-- begin --

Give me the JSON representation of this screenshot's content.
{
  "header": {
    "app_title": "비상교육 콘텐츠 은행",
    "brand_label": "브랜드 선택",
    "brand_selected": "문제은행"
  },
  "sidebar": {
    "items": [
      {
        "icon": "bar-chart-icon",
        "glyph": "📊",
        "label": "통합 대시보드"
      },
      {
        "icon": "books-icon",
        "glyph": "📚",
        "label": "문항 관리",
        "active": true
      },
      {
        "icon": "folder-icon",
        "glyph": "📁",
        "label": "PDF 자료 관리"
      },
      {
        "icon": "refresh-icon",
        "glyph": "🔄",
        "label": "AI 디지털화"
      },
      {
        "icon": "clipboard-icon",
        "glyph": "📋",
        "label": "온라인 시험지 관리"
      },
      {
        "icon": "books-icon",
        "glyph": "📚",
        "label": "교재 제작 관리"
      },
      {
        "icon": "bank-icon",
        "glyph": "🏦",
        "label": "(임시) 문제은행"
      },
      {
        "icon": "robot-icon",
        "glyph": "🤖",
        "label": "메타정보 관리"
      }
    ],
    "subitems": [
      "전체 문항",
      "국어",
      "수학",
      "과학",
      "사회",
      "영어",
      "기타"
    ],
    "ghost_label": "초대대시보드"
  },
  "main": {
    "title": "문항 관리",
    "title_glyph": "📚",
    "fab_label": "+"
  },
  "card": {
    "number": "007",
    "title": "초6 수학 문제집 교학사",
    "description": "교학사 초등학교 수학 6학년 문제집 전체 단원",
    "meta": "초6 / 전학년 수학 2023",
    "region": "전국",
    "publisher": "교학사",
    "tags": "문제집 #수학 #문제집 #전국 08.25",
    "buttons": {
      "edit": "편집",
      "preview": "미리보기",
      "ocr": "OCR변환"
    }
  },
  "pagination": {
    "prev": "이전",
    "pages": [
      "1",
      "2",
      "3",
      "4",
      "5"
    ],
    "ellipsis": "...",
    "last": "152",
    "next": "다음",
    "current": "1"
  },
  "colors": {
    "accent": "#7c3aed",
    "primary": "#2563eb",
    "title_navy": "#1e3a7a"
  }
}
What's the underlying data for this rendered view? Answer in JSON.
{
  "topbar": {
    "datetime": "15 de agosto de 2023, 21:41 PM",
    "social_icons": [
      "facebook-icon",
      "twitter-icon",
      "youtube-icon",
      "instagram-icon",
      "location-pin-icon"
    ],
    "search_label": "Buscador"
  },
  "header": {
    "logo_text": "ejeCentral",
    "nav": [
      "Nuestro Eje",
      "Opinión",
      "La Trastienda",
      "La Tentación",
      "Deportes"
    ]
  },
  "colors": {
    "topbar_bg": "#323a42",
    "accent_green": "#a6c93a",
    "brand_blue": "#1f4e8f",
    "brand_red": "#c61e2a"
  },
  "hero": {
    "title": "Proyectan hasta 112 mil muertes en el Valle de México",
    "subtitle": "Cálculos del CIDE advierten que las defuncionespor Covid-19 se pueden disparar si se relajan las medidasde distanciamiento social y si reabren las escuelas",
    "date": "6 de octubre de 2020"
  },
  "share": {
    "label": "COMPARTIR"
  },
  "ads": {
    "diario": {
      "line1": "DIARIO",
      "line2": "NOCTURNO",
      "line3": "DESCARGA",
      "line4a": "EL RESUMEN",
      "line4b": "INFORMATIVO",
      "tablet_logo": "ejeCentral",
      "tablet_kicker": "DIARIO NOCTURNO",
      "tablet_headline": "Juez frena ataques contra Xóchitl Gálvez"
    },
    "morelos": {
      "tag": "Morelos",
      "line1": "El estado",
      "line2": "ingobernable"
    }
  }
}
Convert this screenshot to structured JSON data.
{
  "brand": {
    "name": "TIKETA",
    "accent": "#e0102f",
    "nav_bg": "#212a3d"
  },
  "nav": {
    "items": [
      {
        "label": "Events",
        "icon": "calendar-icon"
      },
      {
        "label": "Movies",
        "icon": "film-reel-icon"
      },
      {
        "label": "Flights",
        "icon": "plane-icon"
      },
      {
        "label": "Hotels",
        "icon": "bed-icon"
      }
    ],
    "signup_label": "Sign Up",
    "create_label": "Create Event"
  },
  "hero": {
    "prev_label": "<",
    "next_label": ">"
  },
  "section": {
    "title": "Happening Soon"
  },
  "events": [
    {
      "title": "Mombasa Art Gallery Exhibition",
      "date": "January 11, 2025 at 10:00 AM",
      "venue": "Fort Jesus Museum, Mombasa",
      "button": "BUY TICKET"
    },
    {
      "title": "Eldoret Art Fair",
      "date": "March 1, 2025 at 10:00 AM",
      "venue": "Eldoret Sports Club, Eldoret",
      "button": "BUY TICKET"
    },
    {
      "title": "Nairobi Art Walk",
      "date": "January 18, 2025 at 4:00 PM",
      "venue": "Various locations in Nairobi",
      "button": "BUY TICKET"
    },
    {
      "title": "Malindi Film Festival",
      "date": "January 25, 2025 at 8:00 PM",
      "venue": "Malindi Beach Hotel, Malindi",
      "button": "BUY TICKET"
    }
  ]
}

-- end --

Your task: Read the lines above. Gather those in which the string "Malindi" is found.

Problem solution:
      "title": "Malindi Film Festival",
      "venue": "Malindi Beach Hotel, Malindi",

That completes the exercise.